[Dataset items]
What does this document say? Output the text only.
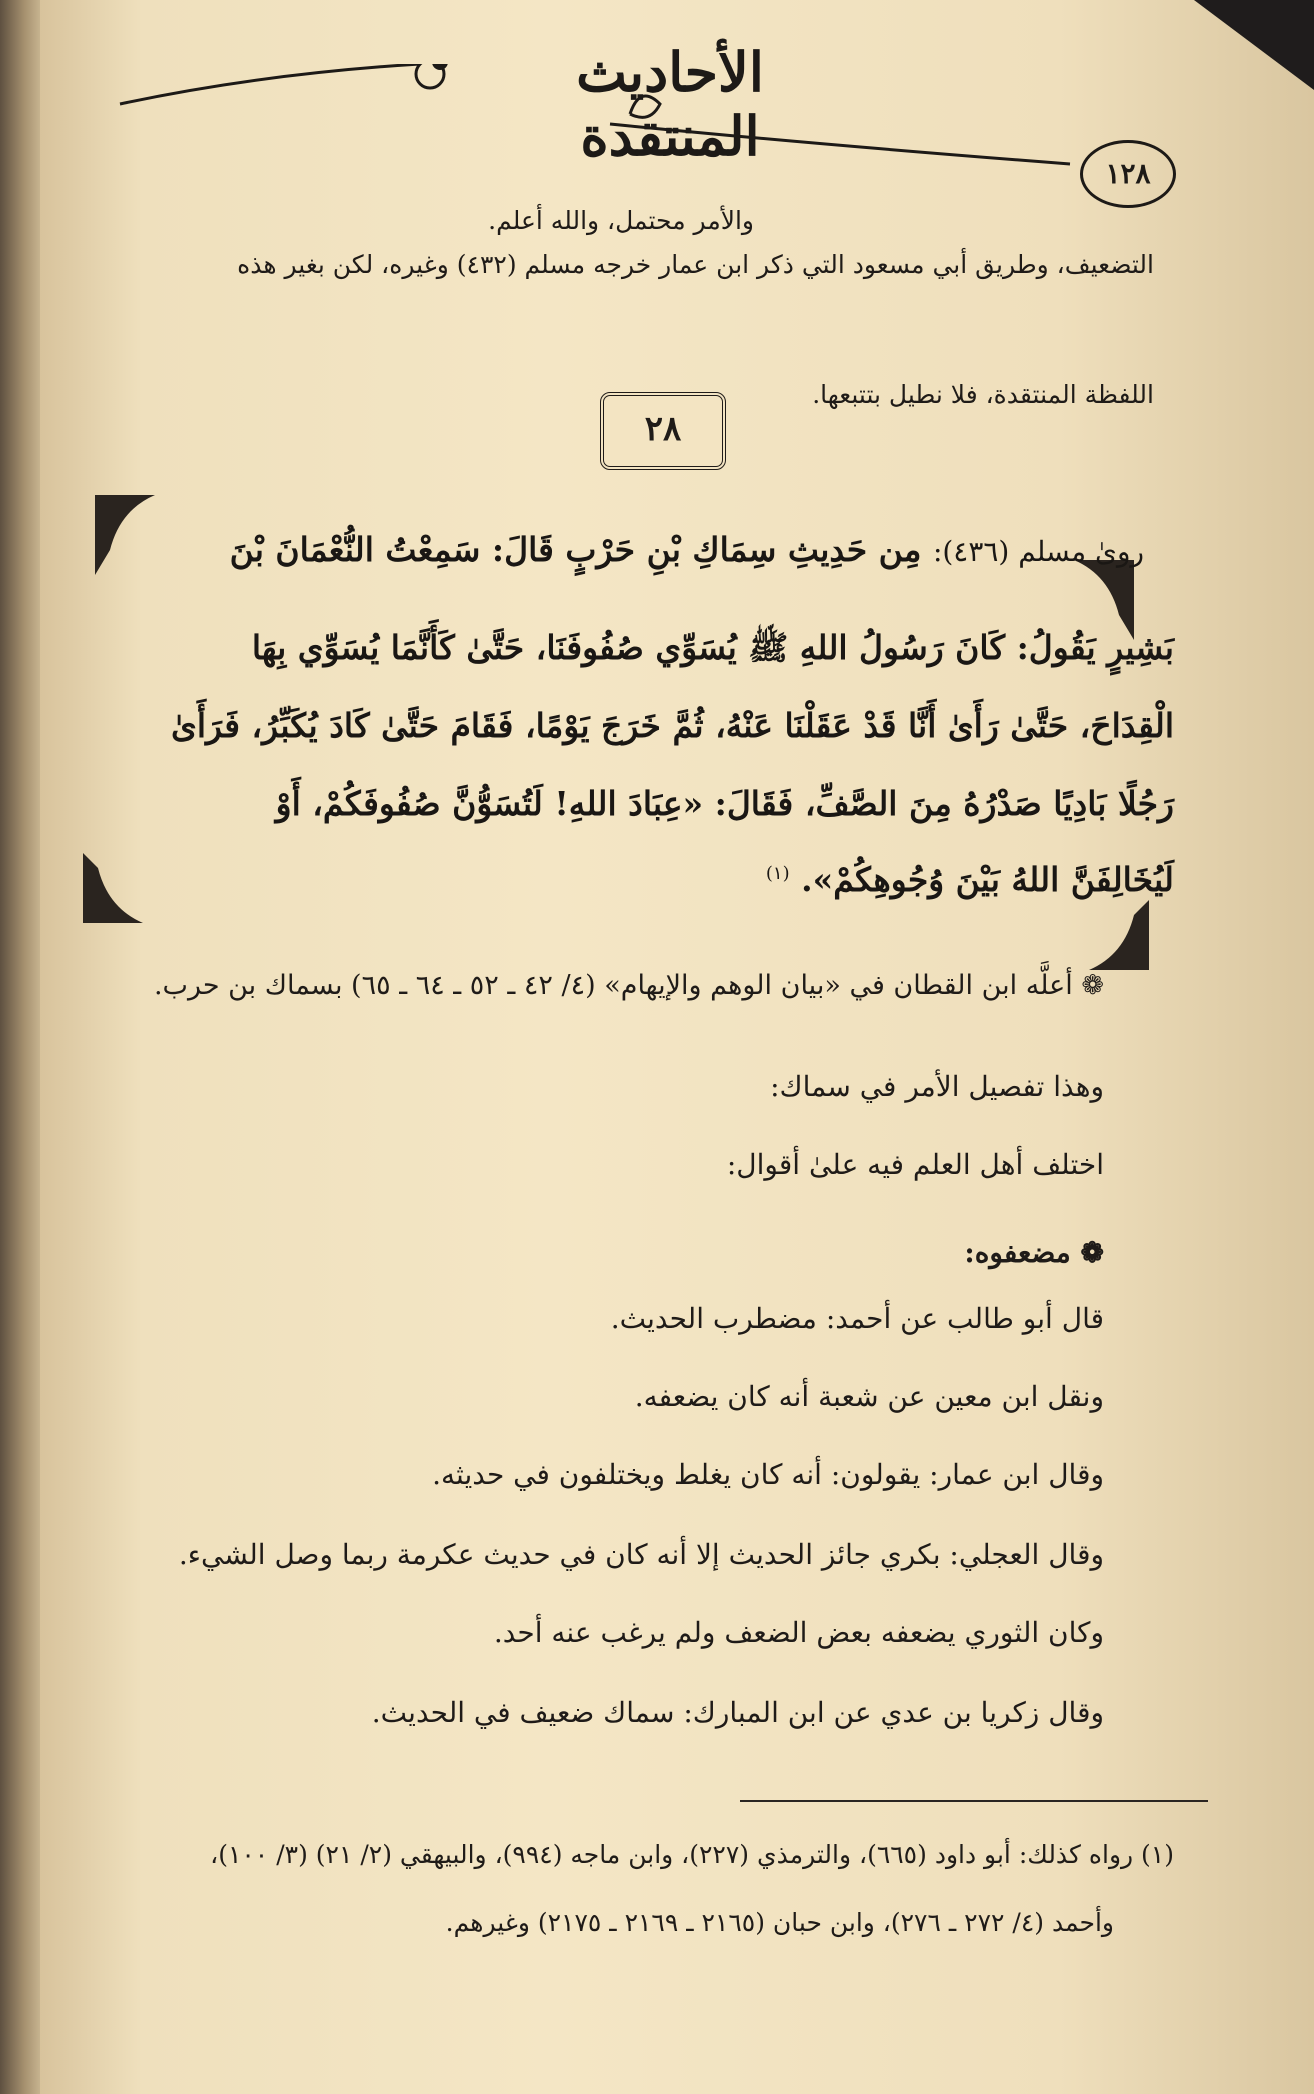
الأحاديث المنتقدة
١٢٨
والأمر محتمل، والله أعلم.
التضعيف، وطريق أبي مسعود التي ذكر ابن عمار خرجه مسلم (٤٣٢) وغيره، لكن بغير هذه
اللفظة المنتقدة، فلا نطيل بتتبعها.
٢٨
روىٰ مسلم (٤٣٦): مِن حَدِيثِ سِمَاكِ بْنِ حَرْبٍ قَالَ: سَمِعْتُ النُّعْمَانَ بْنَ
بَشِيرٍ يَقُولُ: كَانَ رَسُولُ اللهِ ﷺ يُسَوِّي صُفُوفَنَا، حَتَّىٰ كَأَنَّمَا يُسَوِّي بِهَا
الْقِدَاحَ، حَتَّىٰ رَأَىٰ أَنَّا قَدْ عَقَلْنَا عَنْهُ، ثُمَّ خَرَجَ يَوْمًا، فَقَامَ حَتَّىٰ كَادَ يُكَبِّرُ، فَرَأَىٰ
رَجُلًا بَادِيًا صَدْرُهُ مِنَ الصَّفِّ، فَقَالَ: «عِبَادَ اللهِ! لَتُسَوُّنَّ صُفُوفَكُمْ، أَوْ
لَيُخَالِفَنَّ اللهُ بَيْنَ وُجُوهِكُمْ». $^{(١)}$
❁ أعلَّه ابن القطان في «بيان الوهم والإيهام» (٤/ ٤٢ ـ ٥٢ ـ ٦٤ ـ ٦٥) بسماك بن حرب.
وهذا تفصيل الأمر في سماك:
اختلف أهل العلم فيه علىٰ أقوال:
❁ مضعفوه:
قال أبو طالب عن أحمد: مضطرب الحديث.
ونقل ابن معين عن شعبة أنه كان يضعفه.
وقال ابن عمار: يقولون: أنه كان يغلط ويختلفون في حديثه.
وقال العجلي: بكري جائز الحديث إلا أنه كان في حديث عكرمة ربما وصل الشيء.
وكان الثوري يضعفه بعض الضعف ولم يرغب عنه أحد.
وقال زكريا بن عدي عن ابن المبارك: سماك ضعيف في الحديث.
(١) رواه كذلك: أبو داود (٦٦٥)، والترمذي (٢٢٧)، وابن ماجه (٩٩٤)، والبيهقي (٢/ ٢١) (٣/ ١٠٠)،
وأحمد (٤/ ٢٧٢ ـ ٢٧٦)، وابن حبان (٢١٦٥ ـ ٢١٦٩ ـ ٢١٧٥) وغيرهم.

* _Exercise description_
Print all of the records shown above exactly, leaving out each picture.

* _Answer for the task_
What does this document say? Output the text only.
الأحاديث المنتقدة
١٢٨
والأمر محتمل، والله أعلم.
التضعيف، وطريق أبي مسعود التي ذكر ابن عمار خرجه مسلم (٤٣٢) وغيره، لكن بغير هذه
اللفظة المنتقدة، فلا نطيل بتتبعها.
٢٨
روىٰ مسلم (٤٣٦): مِن حَدِيثِ سِمَاكِ بْنِ حَرْبٍ قَالَ: سَمِعْتُ النُّعْمَانَ بْنَ
بَشِيرٍ يَقُولُ: كَانَ رَسُولُ اللهِ ﷺ يُسَوِّي صُفُوفَنَا، حَتَّىٰ كَأَنَّمَا يُسَوِّي بِهَا
الْقِدَاحَ، حَتَّىٰ رَأَىٰ أَنَّا قَدْ عَقَلْنَا عَنْهُ، ثُمَّ خَرَجَ يَوْمًا، فَقَامَ حَتَّىٰ كَادَ يُكَبِّرُ، فَرَأَىٰ
رَجُلًا بَادِيًا صَدْرُهُ مِنَ الصَّفِّ، فَقَالَ: «عِبَادَ اللهِ! لَتُسَوُّنَّ صُفُوفَكُمْ، أَوْ
لَيُخَالِفَنَّ اللهُ بَيْنَ وُجُوهِكُمْ». $^{(١)}$
❁ أعلَّه ابن القطان في «بيان الوهم والإيهام» (٤/ ٤٢ ـ ٥٢ ـ ٦٤ ـ ٦٥) بسماك بن حرب.
وهذا تفصيل الأمر في سماك:
اختلف أهل العلم فيه علىٰ أقوال:
❁ مضعفوه:
قال أبو طالب عن أحمد: مضطرب الحديث.
ونقل ابن معين عن شعبة أنه كان يضعفه.
وقال ابن عمار: يقولون: أنه كان يغلط ويختلفون في حديثه.
وقال العجلي: بكري جائز الحديث إلا أنه كان في حديث عكرمة ربما وصل الشيء.
وكان الثوري يضعفه بعض الضعف ولم يرغب عنه أحد.
وقال زكريا بن عدي عن ابن المبارك: سماك ضعيف في الحديث.
(١) رواه كذلك: أبو داود (٦٦٥)، والترمذي (٢٢٧)، وابن ماجه (٩٩٤)، والبيهقي (٢/ ٢١) (٣/ ١٠٠)،
وأحمد (٤/ ٢٧٢ ـ ٢٧٦)، وابن حبان (٢١٦٥ ـ ٢١٦٩ ـ ٢١٧٥) وغيرهم.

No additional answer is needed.